■ The task: Identify and pull out each line of the entries in which "name" occurs.

**** Provided data ****

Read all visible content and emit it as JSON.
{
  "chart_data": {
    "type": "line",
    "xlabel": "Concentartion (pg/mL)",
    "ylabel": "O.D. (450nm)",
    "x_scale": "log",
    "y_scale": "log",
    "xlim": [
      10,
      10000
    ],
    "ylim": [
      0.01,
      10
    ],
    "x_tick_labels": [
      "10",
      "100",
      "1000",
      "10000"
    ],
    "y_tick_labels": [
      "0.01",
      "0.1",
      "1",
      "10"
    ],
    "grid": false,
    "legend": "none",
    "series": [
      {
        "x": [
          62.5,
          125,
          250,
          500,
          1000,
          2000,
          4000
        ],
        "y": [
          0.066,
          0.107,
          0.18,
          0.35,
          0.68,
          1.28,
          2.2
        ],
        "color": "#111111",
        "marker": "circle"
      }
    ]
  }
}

****
**** Provided data ****

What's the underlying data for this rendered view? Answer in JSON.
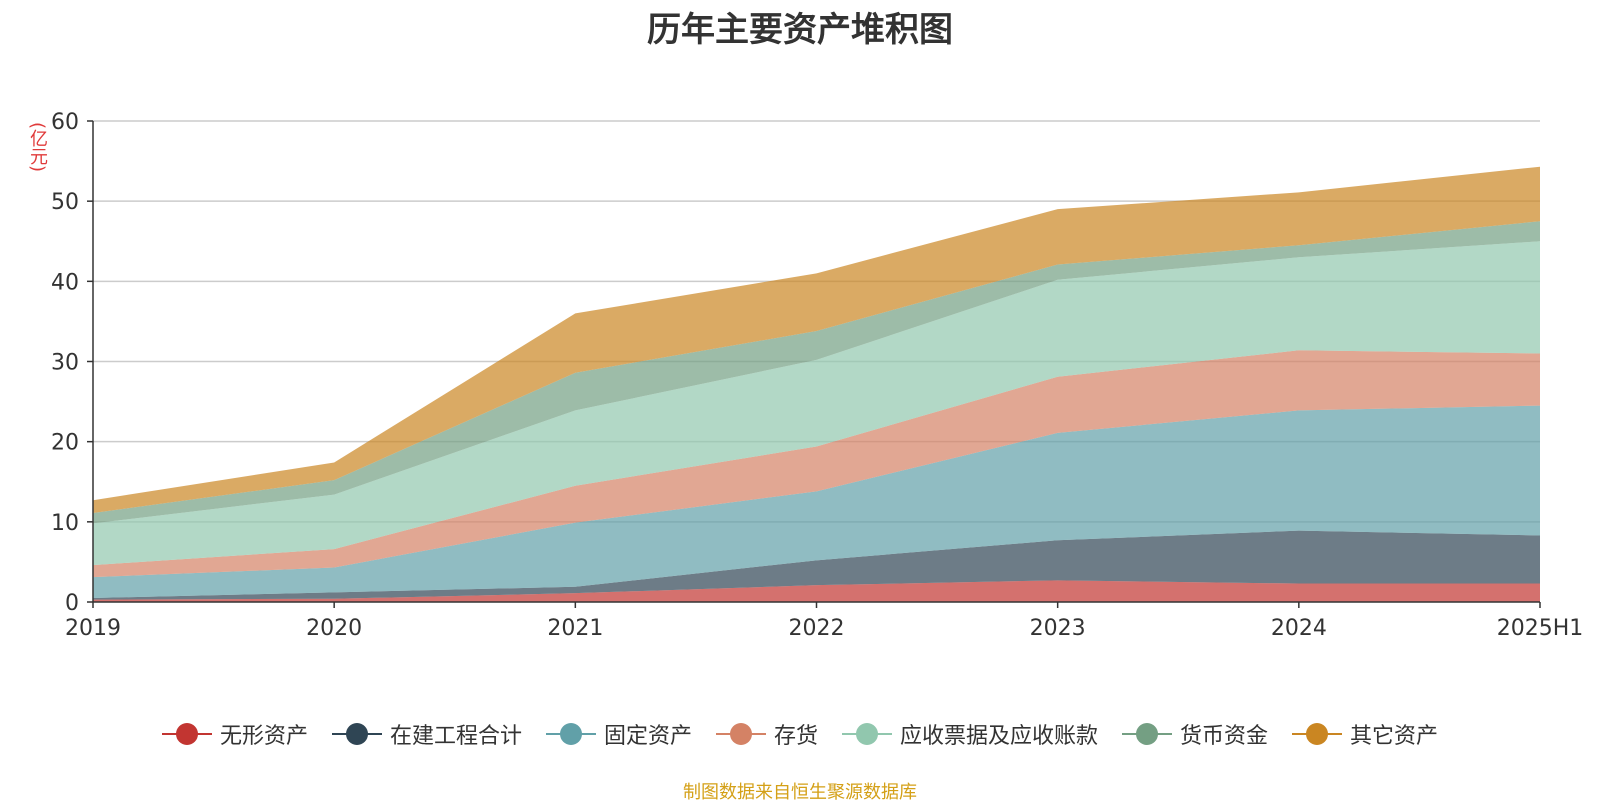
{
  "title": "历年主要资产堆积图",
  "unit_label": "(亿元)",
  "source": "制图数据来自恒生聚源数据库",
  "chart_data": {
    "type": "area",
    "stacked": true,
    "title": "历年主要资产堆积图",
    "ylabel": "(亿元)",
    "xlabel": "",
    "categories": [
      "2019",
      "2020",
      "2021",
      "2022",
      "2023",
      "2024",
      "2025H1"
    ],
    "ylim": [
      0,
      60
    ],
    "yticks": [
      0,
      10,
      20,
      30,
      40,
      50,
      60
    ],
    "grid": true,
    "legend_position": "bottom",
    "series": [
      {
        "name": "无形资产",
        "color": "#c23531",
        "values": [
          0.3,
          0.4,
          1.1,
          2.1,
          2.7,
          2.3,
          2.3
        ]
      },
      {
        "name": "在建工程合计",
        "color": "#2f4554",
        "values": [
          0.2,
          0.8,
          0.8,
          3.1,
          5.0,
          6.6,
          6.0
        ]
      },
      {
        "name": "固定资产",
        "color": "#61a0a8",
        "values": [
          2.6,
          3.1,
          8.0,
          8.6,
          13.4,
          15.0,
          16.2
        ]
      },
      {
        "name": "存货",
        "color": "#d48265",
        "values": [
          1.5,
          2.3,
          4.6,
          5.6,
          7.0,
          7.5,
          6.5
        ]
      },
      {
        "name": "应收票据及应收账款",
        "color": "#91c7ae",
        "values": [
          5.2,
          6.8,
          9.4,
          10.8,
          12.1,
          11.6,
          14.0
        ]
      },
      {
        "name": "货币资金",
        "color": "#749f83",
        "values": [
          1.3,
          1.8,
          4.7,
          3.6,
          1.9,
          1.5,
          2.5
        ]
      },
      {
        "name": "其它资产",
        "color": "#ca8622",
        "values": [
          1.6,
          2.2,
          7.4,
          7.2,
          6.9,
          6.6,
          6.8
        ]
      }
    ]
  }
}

****

■ Solution for this task:
        "name": "无形资产",
        "name": "在建工程合计",
        "name": "固定资产",
        "name": "存货",
        "name": "应收票据及应收账款",
        "name": "货币资金",
        "name": "其它资产",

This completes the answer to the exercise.